## PROBLEM DESCRIPTION
Give the number of lines that include the word "والع", and nothing else.

[Source data]

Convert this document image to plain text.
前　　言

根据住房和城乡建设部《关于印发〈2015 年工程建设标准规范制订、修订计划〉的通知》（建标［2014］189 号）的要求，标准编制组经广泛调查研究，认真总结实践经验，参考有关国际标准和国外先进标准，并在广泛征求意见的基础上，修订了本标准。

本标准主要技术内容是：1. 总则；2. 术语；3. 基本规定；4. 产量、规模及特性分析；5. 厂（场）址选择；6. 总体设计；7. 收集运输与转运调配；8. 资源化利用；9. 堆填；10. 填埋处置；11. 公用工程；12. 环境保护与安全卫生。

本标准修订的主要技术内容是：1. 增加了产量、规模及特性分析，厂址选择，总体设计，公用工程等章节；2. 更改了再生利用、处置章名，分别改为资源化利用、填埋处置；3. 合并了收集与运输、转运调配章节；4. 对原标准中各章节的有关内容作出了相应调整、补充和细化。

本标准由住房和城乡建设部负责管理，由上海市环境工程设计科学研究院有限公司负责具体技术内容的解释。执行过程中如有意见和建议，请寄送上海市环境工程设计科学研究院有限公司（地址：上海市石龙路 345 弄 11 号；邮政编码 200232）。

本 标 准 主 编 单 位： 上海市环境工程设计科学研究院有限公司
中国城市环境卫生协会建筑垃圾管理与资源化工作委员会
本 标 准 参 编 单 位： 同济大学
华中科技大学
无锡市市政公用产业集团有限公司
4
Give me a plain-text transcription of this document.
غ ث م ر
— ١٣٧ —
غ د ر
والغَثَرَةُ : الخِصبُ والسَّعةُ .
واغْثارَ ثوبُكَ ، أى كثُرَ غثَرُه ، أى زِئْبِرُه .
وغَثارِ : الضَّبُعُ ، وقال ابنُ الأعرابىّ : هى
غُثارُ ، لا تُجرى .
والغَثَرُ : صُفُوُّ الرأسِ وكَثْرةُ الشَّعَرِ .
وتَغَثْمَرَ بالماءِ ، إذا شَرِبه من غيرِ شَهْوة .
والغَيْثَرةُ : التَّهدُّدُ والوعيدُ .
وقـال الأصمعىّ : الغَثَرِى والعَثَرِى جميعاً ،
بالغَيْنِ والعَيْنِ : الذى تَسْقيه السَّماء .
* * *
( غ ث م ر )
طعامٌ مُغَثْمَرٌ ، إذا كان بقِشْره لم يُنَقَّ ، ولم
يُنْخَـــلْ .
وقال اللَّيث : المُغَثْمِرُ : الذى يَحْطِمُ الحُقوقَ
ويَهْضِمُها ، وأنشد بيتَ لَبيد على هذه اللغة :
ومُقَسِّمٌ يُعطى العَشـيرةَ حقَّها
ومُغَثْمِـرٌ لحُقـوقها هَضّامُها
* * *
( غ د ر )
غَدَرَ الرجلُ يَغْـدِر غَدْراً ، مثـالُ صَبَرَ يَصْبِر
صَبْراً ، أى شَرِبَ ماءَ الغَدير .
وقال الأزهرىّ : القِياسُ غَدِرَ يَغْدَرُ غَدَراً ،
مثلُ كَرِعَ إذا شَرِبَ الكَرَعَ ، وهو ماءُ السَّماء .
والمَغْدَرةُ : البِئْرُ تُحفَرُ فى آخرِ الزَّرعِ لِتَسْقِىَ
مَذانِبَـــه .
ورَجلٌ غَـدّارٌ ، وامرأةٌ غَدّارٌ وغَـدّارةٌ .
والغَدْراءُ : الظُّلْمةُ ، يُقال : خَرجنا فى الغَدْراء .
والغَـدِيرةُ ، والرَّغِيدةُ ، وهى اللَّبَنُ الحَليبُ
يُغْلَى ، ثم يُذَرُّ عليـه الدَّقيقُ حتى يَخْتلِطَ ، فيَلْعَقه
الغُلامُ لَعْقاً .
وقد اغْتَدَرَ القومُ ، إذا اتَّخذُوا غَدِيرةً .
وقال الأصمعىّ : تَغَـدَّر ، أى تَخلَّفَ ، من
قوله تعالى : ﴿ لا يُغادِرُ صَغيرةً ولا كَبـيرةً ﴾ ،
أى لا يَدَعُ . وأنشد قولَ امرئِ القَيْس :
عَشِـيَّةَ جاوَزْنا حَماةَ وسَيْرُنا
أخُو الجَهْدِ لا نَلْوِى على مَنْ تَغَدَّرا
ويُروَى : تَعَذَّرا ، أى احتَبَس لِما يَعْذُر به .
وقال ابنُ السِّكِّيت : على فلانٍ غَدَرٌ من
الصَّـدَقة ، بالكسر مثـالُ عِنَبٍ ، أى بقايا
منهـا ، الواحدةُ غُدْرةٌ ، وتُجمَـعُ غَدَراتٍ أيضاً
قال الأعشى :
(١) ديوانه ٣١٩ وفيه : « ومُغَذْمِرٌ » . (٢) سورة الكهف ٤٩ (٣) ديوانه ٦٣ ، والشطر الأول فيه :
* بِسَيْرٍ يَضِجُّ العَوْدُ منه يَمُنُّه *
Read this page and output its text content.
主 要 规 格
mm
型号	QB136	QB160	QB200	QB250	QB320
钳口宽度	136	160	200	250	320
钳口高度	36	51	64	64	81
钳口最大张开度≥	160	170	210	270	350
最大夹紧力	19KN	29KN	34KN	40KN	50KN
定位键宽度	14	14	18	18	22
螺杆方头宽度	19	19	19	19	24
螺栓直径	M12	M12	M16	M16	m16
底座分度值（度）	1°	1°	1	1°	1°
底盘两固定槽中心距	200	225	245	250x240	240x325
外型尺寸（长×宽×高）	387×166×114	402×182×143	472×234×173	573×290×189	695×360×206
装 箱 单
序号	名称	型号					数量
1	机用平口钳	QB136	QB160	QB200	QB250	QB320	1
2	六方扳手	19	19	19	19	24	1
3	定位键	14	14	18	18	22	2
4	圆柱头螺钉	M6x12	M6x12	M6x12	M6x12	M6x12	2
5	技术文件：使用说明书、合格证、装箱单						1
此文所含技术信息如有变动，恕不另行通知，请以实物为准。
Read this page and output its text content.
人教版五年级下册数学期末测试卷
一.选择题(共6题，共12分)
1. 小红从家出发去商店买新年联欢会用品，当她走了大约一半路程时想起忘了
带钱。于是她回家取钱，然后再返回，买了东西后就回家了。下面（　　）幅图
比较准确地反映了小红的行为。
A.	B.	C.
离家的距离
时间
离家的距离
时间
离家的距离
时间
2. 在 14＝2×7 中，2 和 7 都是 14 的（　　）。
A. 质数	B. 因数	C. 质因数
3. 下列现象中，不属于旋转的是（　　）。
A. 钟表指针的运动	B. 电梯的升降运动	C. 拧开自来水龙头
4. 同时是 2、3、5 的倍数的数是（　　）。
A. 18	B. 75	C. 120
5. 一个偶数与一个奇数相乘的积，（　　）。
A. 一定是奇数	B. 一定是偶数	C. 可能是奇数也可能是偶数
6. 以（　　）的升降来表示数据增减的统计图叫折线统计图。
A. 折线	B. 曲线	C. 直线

## EXERCISE RESPONSE
2